**Entries supplied:**
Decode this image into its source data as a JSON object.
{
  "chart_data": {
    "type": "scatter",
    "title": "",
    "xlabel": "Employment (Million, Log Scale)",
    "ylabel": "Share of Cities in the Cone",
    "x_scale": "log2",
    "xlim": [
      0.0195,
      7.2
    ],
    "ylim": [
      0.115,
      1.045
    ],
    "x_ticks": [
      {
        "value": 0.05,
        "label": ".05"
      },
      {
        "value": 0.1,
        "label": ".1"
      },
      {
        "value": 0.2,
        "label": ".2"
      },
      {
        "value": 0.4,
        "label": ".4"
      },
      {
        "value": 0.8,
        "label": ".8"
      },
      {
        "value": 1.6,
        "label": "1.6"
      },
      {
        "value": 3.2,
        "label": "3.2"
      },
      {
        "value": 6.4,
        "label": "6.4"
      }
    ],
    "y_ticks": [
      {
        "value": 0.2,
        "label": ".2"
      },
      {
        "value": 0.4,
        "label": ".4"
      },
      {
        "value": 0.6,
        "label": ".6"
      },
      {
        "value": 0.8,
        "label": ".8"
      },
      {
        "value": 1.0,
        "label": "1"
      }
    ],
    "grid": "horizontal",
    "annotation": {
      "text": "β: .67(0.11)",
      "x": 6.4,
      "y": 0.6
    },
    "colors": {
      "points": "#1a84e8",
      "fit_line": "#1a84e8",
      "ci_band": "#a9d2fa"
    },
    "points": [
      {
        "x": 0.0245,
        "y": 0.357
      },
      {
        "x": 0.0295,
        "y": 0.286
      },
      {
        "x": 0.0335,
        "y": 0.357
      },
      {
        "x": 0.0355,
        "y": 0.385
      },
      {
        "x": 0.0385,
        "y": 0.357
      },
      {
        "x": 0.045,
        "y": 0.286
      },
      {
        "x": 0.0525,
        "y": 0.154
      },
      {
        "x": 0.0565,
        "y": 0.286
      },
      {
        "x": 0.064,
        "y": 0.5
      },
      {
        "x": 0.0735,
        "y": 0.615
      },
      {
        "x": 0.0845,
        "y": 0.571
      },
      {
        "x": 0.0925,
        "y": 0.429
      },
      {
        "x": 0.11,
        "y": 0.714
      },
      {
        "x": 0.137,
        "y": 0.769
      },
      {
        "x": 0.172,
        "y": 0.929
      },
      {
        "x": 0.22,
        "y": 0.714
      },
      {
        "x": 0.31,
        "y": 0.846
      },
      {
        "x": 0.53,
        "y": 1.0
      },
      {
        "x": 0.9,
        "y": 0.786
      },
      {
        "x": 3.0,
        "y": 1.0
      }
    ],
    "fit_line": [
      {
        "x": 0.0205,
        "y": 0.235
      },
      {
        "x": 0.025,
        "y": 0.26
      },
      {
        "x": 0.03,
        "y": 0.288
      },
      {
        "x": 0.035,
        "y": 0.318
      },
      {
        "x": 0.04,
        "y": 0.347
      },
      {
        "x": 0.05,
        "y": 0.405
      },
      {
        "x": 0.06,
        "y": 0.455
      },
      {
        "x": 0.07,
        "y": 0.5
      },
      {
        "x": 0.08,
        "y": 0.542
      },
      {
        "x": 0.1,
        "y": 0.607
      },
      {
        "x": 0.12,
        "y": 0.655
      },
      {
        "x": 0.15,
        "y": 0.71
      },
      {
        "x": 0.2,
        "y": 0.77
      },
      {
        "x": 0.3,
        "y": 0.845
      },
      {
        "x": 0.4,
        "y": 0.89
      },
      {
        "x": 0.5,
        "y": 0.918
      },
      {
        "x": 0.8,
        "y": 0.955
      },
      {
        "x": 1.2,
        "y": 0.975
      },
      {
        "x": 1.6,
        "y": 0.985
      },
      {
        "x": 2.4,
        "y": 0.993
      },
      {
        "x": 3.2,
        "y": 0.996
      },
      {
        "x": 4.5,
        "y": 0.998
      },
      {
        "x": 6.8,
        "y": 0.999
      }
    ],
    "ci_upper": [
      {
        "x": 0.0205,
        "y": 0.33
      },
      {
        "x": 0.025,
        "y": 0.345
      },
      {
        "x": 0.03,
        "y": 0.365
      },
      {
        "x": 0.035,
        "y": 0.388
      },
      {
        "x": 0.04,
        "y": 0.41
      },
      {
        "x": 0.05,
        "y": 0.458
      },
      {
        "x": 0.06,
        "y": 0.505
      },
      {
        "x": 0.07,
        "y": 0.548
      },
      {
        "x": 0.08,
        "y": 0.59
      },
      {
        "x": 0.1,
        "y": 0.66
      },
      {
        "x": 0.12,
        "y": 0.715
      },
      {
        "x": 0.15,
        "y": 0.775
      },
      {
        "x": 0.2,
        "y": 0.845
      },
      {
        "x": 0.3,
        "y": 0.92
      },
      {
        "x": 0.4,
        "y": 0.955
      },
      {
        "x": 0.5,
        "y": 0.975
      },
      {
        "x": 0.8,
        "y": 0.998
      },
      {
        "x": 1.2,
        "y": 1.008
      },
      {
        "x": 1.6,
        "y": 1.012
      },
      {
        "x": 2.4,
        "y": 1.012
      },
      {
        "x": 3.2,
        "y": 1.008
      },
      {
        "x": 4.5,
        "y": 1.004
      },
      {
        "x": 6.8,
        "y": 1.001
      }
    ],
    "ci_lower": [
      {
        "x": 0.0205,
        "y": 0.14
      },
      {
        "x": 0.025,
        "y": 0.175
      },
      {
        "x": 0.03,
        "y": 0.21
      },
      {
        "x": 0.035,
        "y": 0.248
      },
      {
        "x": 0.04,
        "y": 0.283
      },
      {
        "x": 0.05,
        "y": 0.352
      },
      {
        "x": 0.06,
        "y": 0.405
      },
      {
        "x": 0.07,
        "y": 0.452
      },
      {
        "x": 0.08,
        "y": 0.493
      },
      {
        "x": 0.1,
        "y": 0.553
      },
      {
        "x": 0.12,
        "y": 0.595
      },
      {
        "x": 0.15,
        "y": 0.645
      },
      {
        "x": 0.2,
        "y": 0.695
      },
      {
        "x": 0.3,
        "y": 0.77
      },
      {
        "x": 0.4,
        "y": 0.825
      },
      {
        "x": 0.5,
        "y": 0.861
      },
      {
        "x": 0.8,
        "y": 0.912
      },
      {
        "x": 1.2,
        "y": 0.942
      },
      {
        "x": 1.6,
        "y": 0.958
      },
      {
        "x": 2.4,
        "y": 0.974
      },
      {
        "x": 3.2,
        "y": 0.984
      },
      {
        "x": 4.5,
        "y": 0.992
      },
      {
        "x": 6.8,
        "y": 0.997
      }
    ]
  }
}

**Problem requirements:**
Exactly reproduce every line of the records.

**Exercise output:**
Decode this image into its source data as a JSON object.
{
  "chart_data": {
    "type": "scatter",
    "title": "",
    "xlabel": "Employment (Million, Log Scale)",
    "ylabel": "Share of Cities in the Cone",
    "x_scale": "log2",
    "xlim": [
      0.0195,
      7.2
    ],
    "ylim": [
      0.115,
      1.045
    ],
    "x_ticks": [
      {
        "value": 0.05,
        "label": ".05"
      },
      {
        "value": 0.1,
        "label": ".1"
      },
      {
        "value": 0.2,
        "label": ".2"
      },
      {
        "value": 0.4,
        "label": ".4"
      },
      {
        "value": 0.8,
        "label": ".8"
      },
      {
        "value": 1.6,
        "label": "1.6"
      },
      {
        "value": 3.2,
        "label": "3.2"
      },
      {
        "value": 6.4,
        "label": "6.4"
      }
    ],
    "y_ticks": [
      {
        "value": 0.2,
        "label": ".2"
      },
      {
        "value": 0.4,
        "label": ".4"
      },
      {
        "value": 0.6,
        "label": ".6"
      },
      {
        "value": 0.8,
        "label": ".8"
      },
      {
        "value": 1.0,
        "label": "1"
      }
    ],
    "grid": "horizontal",
    "annotation": {
      "text": "β: .67(0.11)",
      "x": 6.4,
      "y": 0.6
    },
    "colors": {
      "points": "#1a84e8",
      "fit_line": "#1a84e8",
      "ci_band": "#a9d2fa"
    },
    "points": [
      {
        "x": 0.0245,
        "y": 0.357
      },
      {
        "x": 0.0295,
        "y": 0.286
      },
      {
        "x": 0.0335,
        "y": 0.357
      },
      {
        "x": 0.0355,
        "y": 0.385
      },
      {
        "x": 0.0385,
        "y": 0.357
      },
      {
        "x": 0.045,
        "y": 0.286
      },
      {
        "x": 0.0525,
        "y": 0.154
      },
      {
        "x": 0.0565,
        "y": 0.286
      },
      {
        "x": 0.064,
        "y": 0.5
      },
      {
        "x": 0.0735,
        "y": 0.615
      },
      {
        "x": 0.0845,
        "y": 0.571
      },
      {
        "x": 0.0925,
        "y": 0.429
      },
      {
        "x": 0.11,
        "y": 0.714
      },
      {
        "x": 0.137,
        "y": 0.769
      },
      {
        "x": 0.172,
        "y": 0.929
      },
      {
        "x": 0.22,
        "y": 0.714
      },
      {
        "x": 0.31,
        "y": 0.846
      },
      {
        "x": 0.53,
        "y": 1.0
      },
      {
        "x": 0.9,
        "y": 0.786
      },
      {
        "x": 3.0,
        "y": 1.0
      }
    ],
    "fit_line": [
      {
        "x": 0.0205,
        "y": 0.235
      },
      {
        "x": 0.025,
        "y": 0.26
      },
      {
        "x": 0.03,
        "y": 0.288
      },
      {
        "x": 0.035,
        "y": 0.318
      },
      {
        "x": 0.04,
        "y": 0.347
      },
      {
        "x": 0.05,
        "y": 0.405
      },
      {
        "x": 0.06,
        "y": 0.455
      },
      {
        "x": 0.07,
        "y": 0.5
      },
      {
        "x": 0.08,
        "y": 0.542
      },
      {
        "x": 0.1,
        "y": 0.607
      },
      {
        "x": 0.12,
        "y": 0.655
      },
      {
        "x": 0.15,
        "y": 0.71
      },
      {
        "x": 0.2,
        "y": 0.77
      },
      {
        "x": 0.3,
        "y": 0.845
      },
      {
        "x": 0.4,
        "y": 0.89
      },
      {
        "x": 0.5,
        "y": 0.918
      },
      {
        "x": 0.8,
        "y": 0.955
      },
      {
        "x": 1.2,
        "y": 0.975
      },
      {
        "x": 1.6,
        "y": 0.985
      },
      {
        "x": 2.4,
        "y": 0.993
      },
      {
        "x": 3.2,
        "y": 0.996
      },
      {
        "x": 4.5,
        "y": 0.998
      },
      {
        "x": 6.8,
        "y": 0.999
      }
    ],
    "ci_upper": [
      {
        "x": 0.0205,
        "y": 0.33
      },
      {
        "x": 0.025,
        "y": 0.345
      },
      {
        "x": 0.03,
        "y": 0.365
      },
      {
        "x": 0.035,
        "y": 0.388
      },
      {
        "x": 0.04,
        "y": 0.41
      },
      {
        "x": 0.05,
        "y": 0.458
      },
      {
        "x": 0.06,
        "y": 0.505
      },
      {
        "x": 0.07,
        "y": 0.548
      },
      {
        "x": 0.08,
        "y": 0.59
      },
      {
        "x": 0.1,
        "y": 0.66
      },
      {
        "x": 0.12,
        "y": 0.715
      },
      {
        "x": 0.15,
        "y": 0.775
      },
      {
        "x": 0.2,
        "y": 0.845
      },
      {
        "x": 0.3,
        "y": 0.92
      },
      {
        "x": 0.4,
        "y": 0.955
      },
      {
        "x": 0.5,
        "y": 0.975
      },
      {
        "x": 0.8,
        "y": 0.998
      },
      {
        "x": 1.2,
        "y": 1.008
      },
      {
        "x": 1.6,
        "y": 1.012
      },
      {
        "x": 2.4,
        "y": 1.012
      },
      {
        "x": 3.2,
        "y": 1.008
      },
      {
        "x": 4.5,
        "y": 1.004
      },
      {
        "x": 6.8,
        "y": 1.001
      }
    ],
    "ci_lower": [
      {
        "x": 0.0205,
        "y": 0.14
      },
      {
        "x": 0.025,
        "y": 0.175
      },
      {
        "x": 0.03,
        "y": 0.21
      },
      {
        "x": 0.035,
        "y": 0.248
      },
      {
        "x": 0.04,
        "y": 0.283
      },
      {
        "x": 0.05,
        "y": 0.352
      },
      {
        "x": 0.06,
        "y": 0.405
      },
      {
        "x": 0.07,
        "y": 0.452
      },
      {
        "x": 0.08,
        "y": 0.493
      },
      {
        "x": 0.1,
        "y": 0.553
      },
      {
        "x": 0.12,
        "y": 0.595
      },
      {
        "x": 0.15,
        "y": 0.645
      },
      {
        "x": 0.2,
        "y": 0.695
      },
      {
        "x": 0.3,
        "y": 0.77
      },
      {
        "x": 0.4,
        "y": 0.825
      },
      {
        "x": 0.5,
        "y": 0.861
      },
      {
        "x": 0.8,
        "y": 0.912
      },
      {
        "x": 1.2,
        "y": 0.942
      },
      {
        "x": 1.6,
        "y": 0.958
      },
      {
        "x": 2.4,
        "y": 0.974
      },
      {
        "x": 3.2,
        "y": 0.984
      },
      {
        "x": 4.5,
        "y": 0.992
      },
      {
        "x": 6.8,
        "y": 0.997
      }
    ]
  }
}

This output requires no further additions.